- **WORK TO DO**: Read through the data and report every line in which the word "chevron" occurs.

- **LISTED ENTRIES**:
═══

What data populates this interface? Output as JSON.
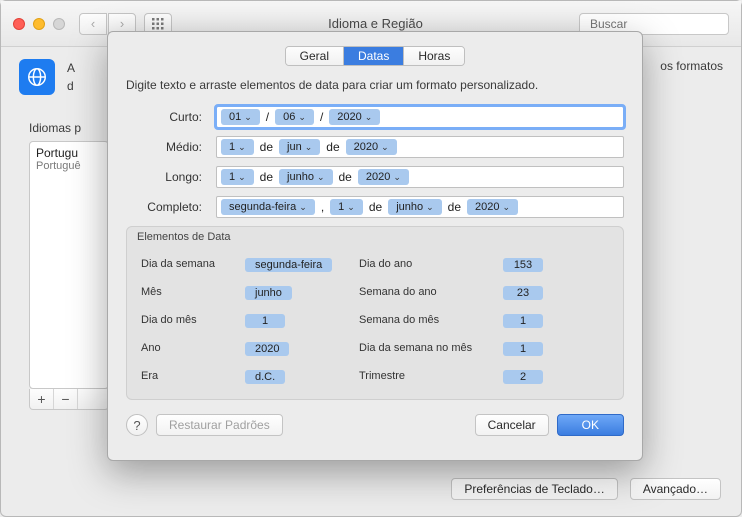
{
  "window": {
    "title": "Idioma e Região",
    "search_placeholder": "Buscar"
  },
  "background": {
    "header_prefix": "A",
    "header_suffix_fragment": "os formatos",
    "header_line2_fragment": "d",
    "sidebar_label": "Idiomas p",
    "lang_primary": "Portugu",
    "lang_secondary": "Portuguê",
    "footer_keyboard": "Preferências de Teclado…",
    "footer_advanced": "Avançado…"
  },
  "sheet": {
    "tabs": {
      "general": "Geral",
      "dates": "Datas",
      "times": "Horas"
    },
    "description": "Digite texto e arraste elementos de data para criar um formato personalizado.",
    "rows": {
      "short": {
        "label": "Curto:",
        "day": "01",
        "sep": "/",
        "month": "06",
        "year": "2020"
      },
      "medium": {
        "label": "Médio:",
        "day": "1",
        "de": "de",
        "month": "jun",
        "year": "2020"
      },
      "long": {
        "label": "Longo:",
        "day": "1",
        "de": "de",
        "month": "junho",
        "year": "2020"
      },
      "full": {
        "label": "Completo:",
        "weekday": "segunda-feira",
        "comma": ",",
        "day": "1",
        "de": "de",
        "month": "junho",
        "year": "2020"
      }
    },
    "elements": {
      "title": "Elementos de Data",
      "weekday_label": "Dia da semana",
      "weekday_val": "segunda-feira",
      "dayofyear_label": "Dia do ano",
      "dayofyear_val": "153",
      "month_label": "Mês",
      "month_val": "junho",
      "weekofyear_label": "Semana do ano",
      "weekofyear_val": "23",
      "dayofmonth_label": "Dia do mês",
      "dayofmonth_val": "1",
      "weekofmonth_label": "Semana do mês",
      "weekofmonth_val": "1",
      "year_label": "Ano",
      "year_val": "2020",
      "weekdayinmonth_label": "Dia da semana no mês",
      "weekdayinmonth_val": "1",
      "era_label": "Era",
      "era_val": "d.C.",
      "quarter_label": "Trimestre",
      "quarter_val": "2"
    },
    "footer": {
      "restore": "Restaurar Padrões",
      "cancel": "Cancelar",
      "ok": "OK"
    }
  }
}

═══

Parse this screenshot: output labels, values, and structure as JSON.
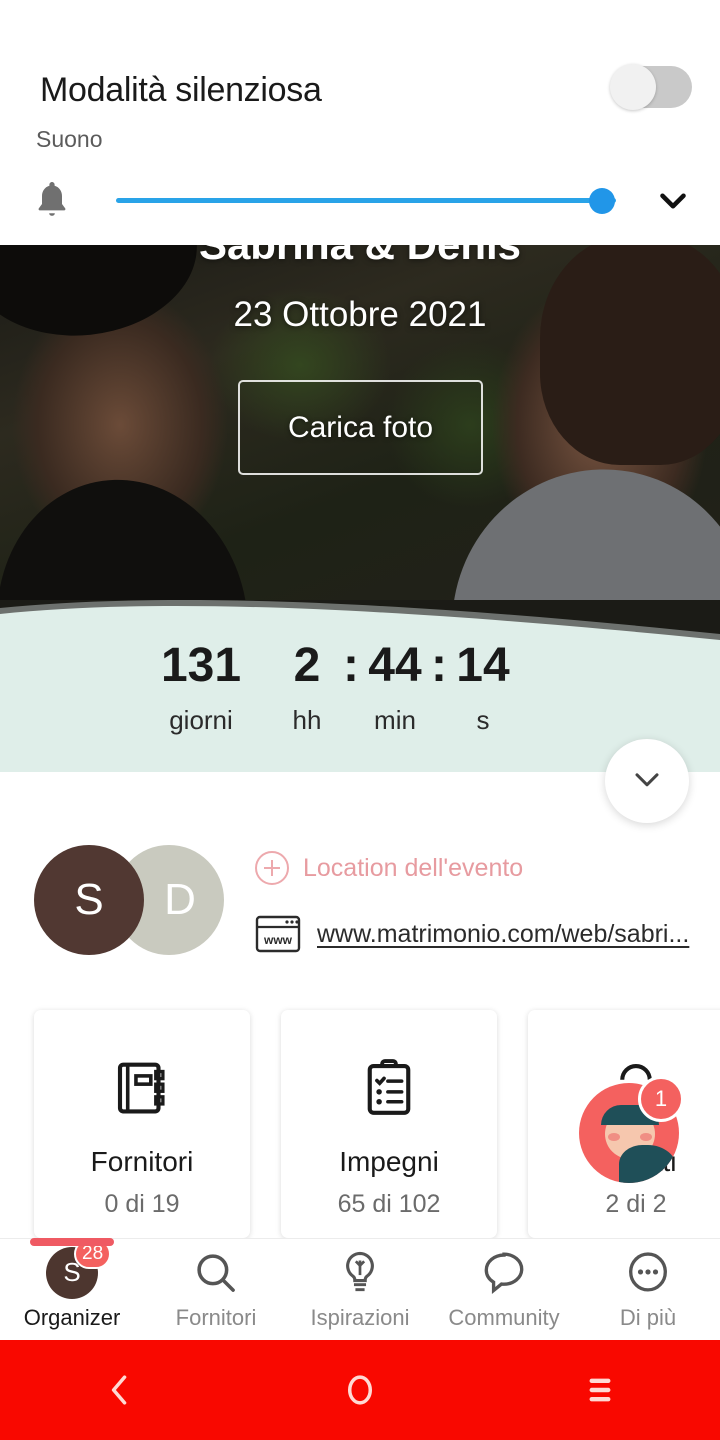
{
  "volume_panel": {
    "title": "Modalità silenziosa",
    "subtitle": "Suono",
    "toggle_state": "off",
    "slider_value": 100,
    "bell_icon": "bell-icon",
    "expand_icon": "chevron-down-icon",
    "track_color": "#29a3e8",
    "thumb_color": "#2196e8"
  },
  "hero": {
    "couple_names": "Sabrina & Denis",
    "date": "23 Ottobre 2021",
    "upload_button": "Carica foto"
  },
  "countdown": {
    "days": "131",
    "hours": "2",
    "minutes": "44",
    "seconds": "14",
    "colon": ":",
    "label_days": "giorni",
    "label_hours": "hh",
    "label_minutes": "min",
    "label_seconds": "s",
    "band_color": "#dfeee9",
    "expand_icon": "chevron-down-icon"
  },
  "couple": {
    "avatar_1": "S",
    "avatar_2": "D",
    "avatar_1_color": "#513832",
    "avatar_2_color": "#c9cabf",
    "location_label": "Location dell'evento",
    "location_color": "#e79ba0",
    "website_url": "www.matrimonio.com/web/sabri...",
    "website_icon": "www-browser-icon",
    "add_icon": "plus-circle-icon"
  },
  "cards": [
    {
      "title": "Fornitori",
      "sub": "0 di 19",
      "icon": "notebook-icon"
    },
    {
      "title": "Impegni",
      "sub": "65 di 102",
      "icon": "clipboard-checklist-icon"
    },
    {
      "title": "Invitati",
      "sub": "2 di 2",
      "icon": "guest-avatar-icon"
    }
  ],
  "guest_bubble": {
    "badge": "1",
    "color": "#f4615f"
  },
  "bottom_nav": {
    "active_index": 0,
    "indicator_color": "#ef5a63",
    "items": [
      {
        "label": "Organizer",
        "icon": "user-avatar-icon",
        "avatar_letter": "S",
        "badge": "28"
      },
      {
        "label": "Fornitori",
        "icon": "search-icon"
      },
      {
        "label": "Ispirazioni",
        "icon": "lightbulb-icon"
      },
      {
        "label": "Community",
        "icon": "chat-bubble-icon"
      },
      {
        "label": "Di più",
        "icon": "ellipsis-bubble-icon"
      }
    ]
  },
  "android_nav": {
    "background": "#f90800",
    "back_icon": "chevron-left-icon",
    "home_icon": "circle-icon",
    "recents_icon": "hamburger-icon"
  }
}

═══

- **RESPONSE**:
    "expand_icon": "chevron-down-icon",
    "expand_icon": "chevron-down-icon"
    "back_icon": "chevron-left-icon",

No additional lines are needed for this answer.